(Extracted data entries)
* begin *

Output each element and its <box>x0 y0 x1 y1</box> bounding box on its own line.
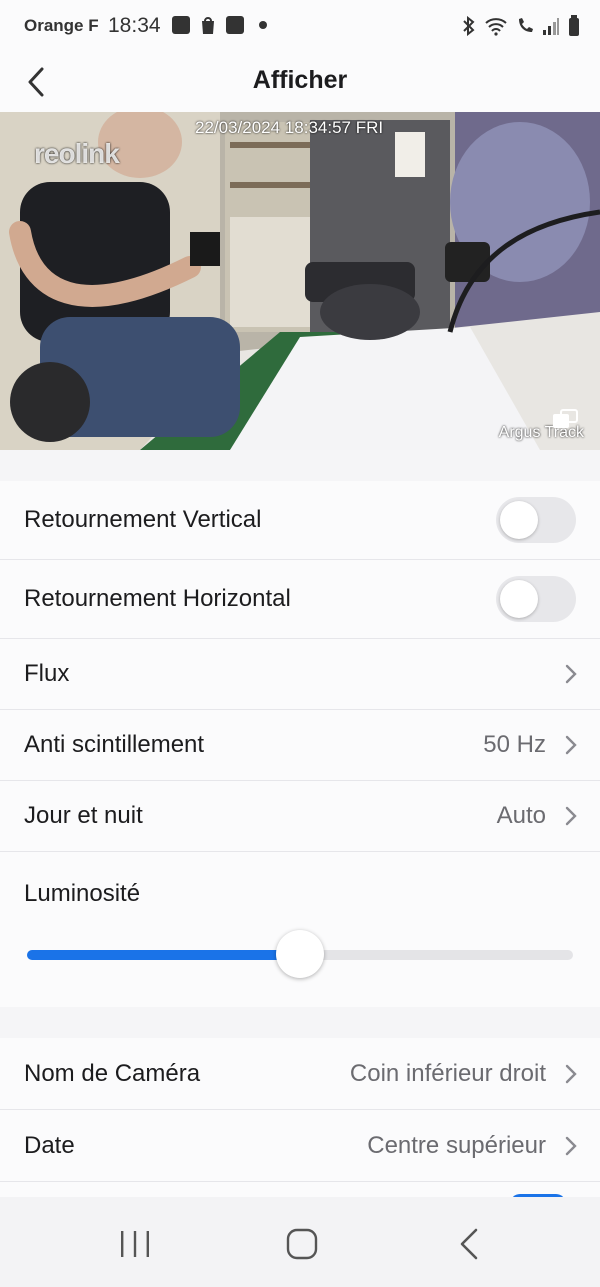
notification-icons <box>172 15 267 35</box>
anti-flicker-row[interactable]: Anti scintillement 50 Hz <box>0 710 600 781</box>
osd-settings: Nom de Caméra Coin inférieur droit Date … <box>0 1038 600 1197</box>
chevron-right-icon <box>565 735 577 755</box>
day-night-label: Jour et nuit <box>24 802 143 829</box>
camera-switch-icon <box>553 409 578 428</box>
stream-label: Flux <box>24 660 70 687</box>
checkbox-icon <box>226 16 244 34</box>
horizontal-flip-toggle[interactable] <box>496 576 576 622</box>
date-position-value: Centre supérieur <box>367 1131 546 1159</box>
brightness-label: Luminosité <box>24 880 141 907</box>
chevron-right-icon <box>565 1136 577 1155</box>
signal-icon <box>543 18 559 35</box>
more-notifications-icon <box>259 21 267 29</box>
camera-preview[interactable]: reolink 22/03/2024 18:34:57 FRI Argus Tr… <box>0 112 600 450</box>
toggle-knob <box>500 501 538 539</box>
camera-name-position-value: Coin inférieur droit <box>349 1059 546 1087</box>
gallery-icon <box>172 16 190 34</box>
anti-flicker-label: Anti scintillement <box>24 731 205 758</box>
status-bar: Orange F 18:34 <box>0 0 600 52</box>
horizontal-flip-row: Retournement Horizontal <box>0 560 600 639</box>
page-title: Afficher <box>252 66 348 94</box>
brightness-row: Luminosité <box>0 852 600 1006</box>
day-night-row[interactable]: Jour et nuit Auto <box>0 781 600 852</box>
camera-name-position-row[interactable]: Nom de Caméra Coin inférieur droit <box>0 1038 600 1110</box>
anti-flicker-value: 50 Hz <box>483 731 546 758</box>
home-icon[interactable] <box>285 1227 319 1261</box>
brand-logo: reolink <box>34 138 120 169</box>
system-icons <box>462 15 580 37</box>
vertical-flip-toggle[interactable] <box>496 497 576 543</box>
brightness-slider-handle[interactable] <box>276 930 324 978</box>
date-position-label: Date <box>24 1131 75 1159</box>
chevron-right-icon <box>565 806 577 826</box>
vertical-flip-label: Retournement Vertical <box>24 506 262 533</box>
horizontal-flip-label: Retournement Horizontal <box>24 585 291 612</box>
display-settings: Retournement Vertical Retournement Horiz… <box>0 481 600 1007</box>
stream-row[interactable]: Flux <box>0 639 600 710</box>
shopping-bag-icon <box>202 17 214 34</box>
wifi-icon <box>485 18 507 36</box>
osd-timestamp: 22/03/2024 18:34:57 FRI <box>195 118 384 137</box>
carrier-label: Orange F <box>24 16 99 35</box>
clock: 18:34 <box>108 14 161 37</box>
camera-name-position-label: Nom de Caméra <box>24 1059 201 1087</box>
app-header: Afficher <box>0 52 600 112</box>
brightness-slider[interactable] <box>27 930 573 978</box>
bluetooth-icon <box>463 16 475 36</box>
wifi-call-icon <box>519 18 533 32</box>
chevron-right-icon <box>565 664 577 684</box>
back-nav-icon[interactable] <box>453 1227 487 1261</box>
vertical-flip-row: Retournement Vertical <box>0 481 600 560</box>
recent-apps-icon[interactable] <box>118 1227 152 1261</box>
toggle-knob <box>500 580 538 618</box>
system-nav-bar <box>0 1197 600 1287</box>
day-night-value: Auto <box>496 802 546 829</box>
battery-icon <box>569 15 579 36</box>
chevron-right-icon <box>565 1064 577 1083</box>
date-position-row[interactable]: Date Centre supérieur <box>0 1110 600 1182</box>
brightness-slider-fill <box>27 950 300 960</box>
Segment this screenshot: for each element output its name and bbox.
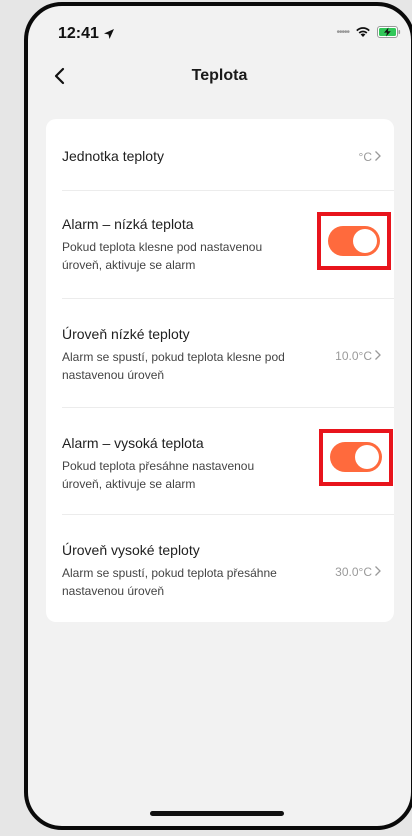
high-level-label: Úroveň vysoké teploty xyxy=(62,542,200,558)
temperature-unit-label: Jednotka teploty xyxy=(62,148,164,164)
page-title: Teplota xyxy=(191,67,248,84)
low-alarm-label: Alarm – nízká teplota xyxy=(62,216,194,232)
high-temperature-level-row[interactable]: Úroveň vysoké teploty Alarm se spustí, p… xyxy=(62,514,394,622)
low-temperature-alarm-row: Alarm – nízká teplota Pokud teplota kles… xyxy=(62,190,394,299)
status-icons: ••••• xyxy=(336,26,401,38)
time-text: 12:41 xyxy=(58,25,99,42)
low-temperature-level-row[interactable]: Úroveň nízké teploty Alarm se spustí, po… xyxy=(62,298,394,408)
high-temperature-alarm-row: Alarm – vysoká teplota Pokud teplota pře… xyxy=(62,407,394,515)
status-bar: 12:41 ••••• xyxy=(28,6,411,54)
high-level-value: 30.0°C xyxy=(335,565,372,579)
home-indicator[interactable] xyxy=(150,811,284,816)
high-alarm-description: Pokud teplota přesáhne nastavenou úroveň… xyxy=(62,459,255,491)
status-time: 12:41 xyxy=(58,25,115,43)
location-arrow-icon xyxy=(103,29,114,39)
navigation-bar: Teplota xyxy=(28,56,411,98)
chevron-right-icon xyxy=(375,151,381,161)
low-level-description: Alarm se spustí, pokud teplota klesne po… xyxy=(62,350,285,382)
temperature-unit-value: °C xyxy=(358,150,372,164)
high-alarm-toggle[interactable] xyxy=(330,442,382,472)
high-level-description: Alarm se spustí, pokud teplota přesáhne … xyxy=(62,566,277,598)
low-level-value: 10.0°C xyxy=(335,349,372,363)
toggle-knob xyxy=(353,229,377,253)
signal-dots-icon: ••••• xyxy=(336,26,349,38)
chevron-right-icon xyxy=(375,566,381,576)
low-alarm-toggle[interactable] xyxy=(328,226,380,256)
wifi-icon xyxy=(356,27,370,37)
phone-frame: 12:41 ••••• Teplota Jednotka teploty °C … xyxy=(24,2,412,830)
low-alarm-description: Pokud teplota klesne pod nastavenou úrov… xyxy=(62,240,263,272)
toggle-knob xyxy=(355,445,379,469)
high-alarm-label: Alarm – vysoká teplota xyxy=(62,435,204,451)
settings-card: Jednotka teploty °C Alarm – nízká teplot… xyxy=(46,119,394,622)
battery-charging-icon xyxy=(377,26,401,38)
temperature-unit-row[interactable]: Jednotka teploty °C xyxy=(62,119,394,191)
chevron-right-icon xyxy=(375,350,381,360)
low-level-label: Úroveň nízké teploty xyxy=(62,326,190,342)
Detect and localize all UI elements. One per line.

* end *
* begin *

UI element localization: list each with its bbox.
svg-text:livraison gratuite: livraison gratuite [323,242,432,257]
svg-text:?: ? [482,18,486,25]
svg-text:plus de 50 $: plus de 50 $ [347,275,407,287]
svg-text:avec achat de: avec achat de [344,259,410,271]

* end *

### THE PROBLEM
Please duplicate the lines of the items above, starting at the line that contains "UI element localization: list" and ending at the line that contains "svg-text:avec achat de: avec", both included, with nothing changed.

### SOLUTION
UI element localization: list each with its bbox.
svg-text:livraison gratuite: livraison gratuite [323,242,432,257]
svg-text:?: ? [482,18,486,25]
svg-text:plus de 50 $: plus de 50 $ [347,275,407,287]
svg-text:avec achat de: avec achat de [344,259,410,271]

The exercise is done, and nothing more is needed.